* [BRIEF]: All entries must be repeated exactly; do not include the pictures.

* [Stored data]:
------------------------------------------------
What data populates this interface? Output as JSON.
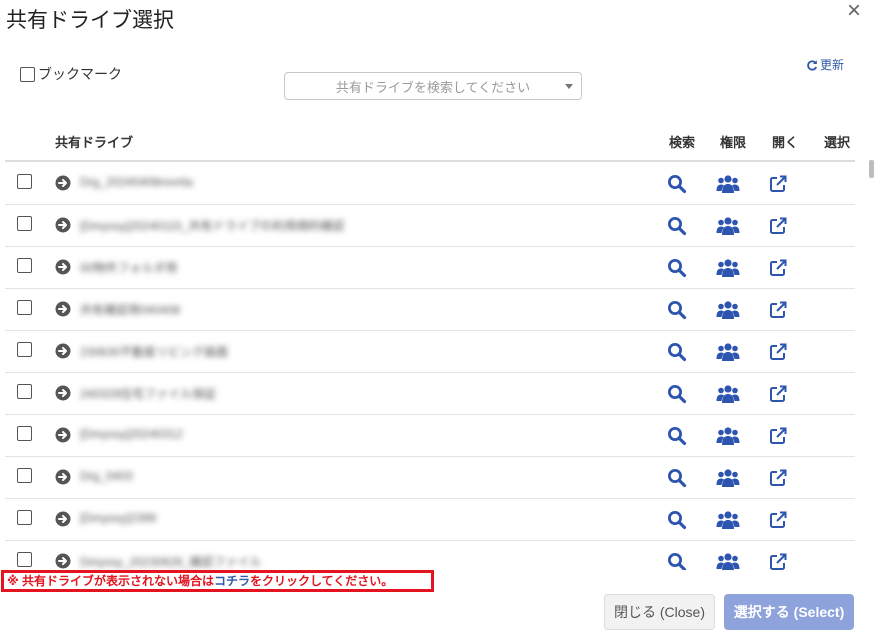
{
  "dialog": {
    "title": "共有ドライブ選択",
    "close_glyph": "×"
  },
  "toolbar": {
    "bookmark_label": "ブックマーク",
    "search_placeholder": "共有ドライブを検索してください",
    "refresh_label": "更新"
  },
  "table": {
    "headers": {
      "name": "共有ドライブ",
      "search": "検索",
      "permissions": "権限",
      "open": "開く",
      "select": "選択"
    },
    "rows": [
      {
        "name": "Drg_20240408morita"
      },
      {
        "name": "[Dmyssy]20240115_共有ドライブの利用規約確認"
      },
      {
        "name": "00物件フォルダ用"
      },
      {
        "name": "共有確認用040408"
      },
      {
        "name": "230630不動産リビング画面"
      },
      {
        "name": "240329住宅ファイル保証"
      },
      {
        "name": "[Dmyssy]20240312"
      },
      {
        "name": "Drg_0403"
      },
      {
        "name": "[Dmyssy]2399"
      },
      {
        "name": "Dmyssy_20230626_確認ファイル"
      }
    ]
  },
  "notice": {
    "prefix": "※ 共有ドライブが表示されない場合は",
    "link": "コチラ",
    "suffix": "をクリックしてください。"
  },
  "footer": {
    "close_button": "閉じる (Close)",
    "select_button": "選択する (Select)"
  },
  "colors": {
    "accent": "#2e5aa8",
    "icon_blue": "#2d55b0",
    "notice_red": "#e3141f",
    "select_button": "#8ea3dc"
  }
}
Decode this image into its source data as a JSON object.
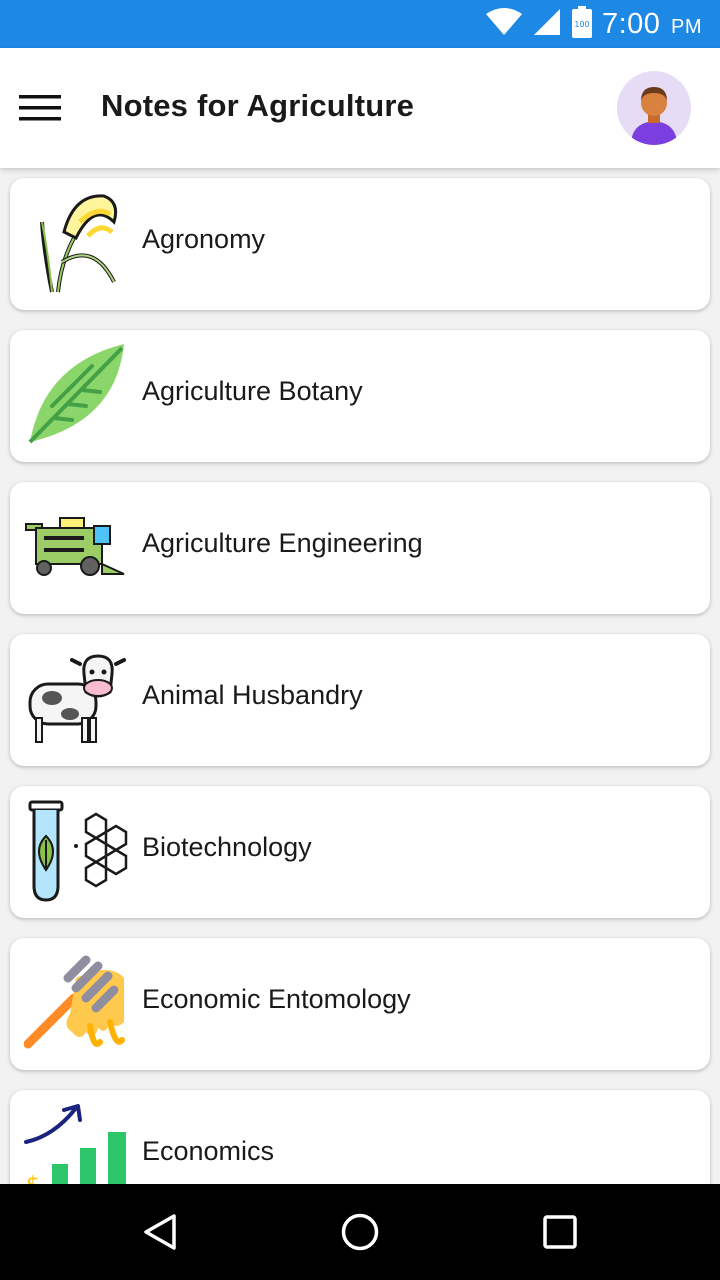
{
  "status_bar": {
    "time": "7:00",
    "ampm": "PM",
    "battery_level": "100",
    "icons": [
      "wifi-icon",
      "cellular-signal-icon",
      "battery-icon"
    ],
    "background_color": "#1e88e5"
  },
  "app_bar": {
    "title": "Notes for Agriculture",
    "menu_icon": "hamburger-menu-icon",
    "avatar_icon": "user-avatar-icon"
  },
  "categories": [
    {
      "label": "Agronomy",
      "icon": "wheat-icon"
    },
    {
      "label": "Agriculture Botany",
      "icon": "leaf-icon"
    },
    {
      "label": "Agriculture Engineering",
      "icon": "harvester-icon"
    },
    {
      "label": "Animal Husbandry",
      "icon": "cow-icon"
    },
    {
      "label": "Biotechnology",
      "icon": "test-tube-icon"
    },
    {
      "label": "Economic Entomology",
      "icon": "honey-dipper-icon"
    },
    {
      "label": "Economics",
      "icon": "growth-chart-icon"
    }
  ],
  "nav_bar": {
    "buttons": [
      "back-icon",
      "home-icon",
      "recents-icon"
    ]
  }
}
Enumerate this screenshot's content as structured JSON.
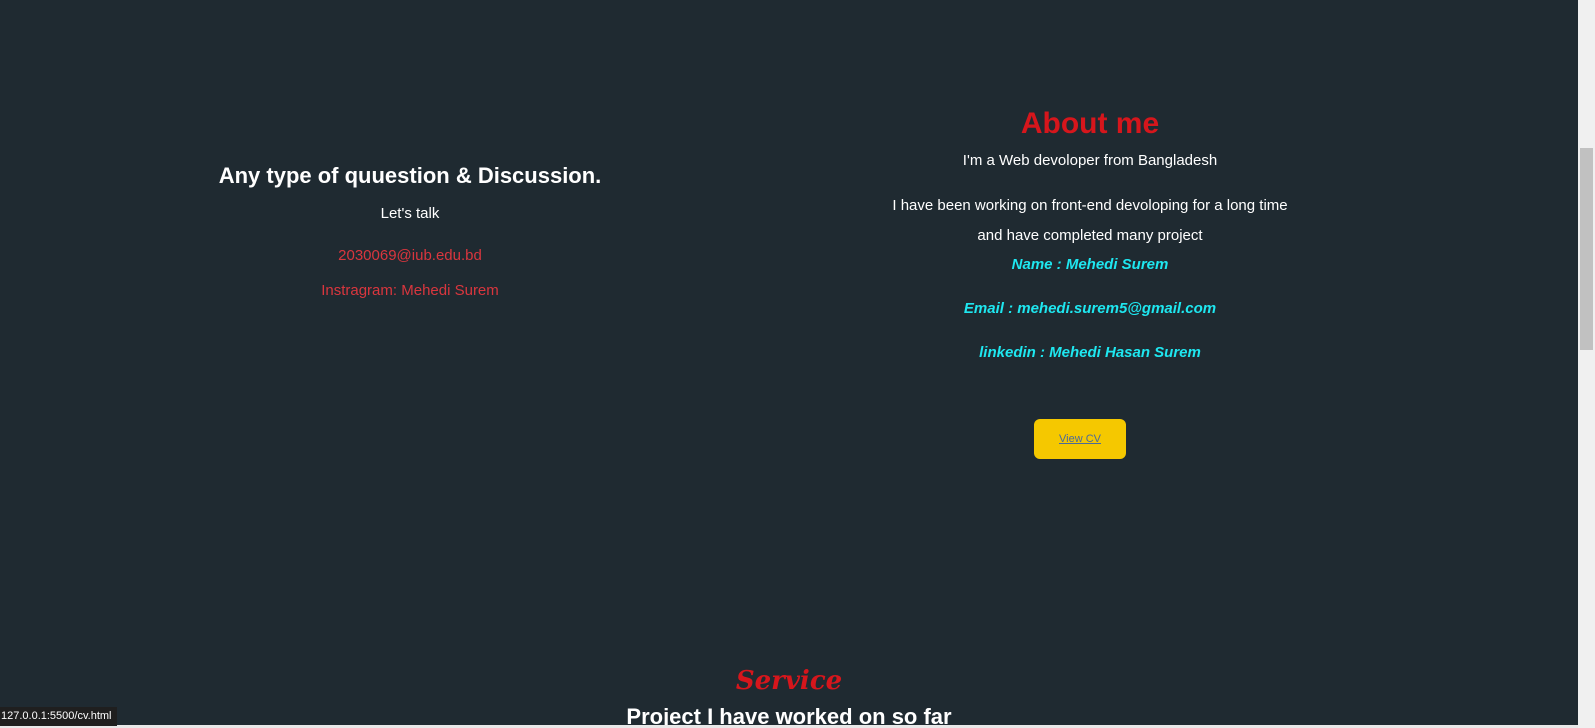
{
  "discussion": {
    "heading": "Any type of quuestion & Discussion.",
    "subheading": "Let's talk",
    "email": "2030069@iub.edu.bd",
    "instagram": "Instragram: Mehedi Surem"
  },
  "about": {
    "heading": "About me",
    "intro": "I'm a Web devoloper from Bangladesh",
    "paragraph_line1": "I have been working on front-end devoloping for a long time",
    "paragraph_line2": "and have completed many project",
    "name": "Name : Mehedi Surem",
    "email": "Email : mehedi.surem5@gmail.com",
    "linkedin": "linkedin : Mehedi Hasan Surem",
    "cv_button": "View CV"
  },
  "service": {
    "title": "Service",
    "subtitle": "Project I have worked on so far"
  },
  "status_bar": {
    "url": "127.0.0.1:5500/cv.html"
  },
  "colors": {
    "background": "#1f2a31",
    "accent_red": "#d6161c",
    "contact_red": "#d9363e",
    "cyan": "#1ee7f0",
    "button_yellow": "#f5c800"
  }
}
------------------------------------------------
* [SOLUTION]:
What data populates this interface? Output as JSON.
{
  "dialog": {
    "title": "共有ドライブ選択",
    "close_glyph": "×"
  },
  "toolbar": {
    "bookmark_label": "ブックマーク",
    "search_placeholder": "共有ドライブを検索してください",
    "refresh_label": "更新"
  },
  "table": {
    "headers": {
      "name": "共有ドライブ",
      "search": "検索",
      "permissions": "権限",
      "open": "開く",
      "select": "選択"
    },
    "rows": [
      {
        "name": "Drg_20240408morita"
      },
      {
        "name": "[Dmyssy]20240115_共有ドライブの利用規約確認"
      },
      {
        "name": "00物件フォルダ用"
      },
      {
        "name": "共有確認用040408"
      },
      {
        "name": "230630不動産リビング画面"
      },
      {
        "name": "240329住宅ファイル保証"
      },
      {
        "name": "[Dmyssy]20240312"
      },
      {
        "name": "Drg_0403"
      },
      {
        "name": "[Dmyssy]2399"
      },
      {
        "name": "Dmyssy_20230626_確認ファイル"
      }
    ]
  },
  "notice": {
    "prefix": "※ 共有ドライブが表示されない場合は",
    "link": "コチラ",
    "suffix": "をクリックしてください。"
  },
  "footer": {
    "close_button": "閉じる (Close)",
    "select_button": "選択する (Select)"
  },
  "colors": {
    "accent": "#2e5aa8",
    "icon_blue": "#2d55b0",
    "notice_red": "#e3141f",
    "select_button": "#8ea3dc"
  }
}
Decode this image into its source data as a JSON object.
{
  "status_bar": {
    "time": "7:00",
    "ampm": "PM",
    "battery_level": "100",
    "icons": [
      "wifi-icon",
      "cellular-signal-icon",
      "battery-icon"
    ],
    "background_color": "#1e88e5"
  },
  "app_bar": {
    "title": "Notes for Agriculture",
    "menu_icon": "hamburger-menu-icon",
    "avatar_icon": "user-avatar-icon"
  },
  "categories": [
    {
      "label": "Agronomy",
      "icon": "wheat-icon"
    },
    {
      "label": "Agriculture Botany",
      "icon": "leaf-icon"
    },
    {
      "label": "Agriculture Engineering",
      "icon": "harvester-icon"
    },
    {
      "label": "Animal Husbandry",
      "icon": "cow-icon"
    },
    {
      "label": "Biotechnology",
      "icon": "test-tube-icon"
    },
    {
      "label": "Economic Entomology",
      "icon": "honey-dipper-icon"
    },
    {
      "label": "Economics",
      "icon": "growth-chart-icon"
    }
  ],
  "nav_bar": {
    "buttons": [
      "back-icon",
      "home-icon",
      "recents-icon"
    ]
  }
}
Enumerate this screenshot's content as structured JSON.
{
  "discussion": {
    "heading": "Any type of quuestion & Discussion.",
    "subheading": "Let's talk",
    "email": "2030069@iub.edu.bd",
    "instagram": "Instragram: Mehedi Surem"
  },
  "about": {
    "heading": "About me",
    "intro": "I'm a Web devoloper from Bangladesh",
    "paragraph_line1": "I have been working on front-end devoloping for a long time",
    "paragraph_line2": "and have completed many project",
    "name": "Name : Mehedi Surem",
    "email": "Email : mehedi.surem5@gmail.com",
    "linkedin": "linkedin : Mehedi Hasan Surem",
    "cv_button": "View CV"
  },
  "service": {
    "title": "Service",
    "subtitle": "Project I have worked on so far"
  },
  "status_bar": {
    "url": "127.0.0.1:5500/cv.html"
  },
  "colors": {
    "background": "#1f2a31",
    "accent_red": "#d6161c",
    "contact_red": "#d9363e",
    "cyan": "#1ee7f0",
    "button_yellow": "#f5c800"
  }
}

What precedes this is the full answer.